## Aim of the exercise
Reply with one number only, the count of lines holding the string "JSON".

Dataset rows about figures:
+++

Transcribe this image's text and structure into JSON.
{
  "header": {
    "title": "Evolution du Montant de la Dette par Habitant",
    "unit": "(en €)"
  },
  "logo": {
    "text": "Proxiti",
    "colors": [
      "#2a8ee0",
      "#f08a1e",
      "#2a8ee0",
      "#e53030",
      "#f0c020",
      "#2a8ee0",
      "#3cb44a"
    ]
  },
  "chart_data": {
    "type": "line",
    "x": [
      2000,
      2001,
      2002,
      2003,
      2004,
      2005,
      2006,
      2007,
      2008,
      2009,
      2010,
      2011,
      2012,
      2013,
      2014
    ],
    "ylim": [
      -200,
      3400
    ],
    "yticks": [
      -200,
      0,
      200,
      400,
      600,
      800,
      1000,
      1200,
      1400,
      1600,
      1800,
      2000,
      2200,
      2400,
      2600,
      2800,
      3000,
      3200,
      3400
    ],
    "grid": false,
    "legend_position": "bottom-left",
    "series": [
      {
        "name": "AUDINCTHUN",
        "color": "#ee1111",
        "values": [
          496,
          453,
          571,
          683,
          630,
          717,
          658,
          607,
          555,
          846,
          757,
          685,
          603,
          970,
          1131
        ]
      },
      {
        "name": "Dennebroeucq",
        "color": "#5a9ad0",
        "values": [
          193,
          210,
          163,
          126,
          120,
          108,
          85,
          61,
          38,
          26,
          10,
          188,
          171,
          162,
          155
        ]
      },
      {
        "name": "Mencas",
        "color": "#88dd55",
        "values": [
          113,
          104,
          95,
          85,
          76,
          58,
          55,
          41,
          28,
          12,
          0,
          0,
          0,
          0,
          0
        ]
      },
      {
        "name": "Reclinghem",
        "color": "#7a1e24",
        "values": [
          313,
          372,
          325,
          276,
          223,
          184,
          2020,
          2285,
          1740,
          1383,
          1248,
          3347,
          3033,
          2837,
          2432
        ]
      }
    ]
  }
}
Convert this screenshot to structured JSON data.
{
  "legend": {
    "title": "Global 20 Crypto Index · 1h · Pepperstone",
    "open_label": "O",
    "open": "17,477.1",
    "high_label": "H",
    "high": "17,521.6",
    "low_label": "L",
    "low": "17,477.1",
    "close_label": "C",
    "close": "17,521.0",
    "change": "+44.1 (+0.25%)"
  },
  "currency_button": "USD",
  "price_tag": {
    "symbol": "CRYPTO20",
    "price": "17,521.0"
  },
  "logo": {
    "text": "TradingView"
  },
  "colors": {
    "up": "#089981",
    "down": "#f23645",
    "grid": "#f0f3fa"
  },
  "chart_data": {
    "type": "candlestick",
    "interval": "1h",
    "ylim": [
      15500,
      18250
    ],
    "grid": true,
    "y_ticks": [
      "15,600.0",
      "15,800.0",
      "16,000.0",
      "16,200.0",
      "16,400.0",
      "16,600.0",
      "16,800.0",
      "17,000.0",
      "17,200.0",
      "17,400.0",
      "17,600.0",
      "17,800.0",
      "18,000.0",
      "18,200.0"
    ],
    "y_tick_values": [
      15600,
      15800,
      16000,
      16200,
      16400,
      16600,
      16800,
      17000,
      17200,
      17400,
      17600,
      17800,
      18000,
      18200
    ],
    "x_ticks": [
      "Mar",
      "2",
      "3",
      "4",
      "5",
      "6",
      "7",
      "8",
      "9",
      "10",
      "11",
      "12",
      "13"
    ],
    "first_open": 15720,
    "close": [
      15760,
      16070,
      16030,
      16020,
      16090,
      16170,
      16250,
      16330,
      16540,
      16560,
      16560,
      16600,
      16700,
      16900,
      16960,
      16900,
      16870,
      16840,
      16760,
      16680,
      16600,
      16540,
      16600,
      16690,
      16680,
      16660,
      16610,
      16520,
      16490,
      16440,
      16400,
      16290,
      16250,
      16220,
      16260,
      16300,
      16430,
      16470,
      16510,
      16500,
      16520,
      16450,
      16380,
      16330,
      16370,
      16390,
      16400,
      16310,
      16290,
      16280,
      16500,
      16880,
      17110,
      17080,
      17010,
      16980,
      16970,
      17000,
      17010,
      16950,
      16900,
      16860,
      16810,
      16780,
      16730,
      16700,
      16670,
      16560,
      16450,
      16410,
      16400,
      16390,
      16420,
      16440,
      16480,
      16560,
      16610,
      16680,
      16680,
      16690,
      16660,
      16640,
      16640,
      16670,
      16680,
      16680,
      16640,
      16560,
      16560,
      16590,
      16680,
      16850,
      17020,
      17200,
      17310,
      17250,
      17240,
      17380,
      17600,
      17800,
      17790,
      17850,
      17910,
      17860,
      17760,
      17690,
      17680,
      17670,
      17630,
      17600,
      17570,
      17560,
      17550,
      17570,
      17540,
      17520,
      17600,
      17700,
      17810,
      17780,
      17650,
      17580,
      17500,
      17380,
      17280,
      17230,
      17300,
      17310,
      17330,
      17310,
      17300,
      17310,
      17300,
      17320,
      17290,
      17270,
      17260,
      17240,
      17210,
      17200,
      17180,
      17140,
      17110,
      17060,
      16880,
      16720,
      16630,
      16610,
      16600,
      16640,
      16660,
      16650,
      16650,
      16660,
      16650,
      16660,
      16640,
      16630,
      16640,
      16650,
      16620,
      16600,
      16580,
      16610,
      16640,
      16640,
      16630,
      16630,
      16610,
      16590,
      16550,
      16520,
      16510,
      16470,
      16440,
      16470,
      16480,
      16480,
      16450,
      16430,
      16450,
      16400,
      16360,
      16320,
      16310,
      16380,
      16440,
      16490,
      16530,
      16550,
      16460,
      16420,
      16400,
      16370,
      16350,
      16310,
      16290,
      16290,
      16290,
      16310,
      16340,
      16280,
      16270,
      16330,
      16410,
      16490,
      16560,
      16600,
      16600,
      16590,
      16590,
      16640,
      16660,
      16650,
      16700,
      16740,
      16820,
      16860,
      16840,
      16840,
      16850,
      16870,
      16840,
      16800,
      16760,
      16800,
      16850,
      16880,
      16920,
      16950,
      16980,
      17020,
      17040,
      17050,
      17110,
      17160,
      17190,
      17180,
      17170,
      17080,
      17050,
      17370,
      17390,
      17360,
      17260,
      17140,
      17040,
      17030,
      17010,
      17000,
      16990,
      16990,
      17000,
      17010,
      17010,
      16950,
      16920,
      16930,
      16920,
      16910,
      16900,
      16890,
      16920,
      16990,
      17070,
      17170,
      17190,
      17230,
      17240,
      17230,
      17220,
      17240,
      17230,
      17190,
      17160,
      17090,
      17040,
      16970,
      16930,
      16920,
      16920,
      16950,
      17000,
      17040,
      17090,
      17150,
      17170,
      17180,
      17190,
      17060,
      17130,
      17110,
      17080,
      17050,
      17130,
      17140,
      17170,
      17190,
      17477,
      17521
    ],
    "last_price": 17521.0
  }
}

+++

## The solution
2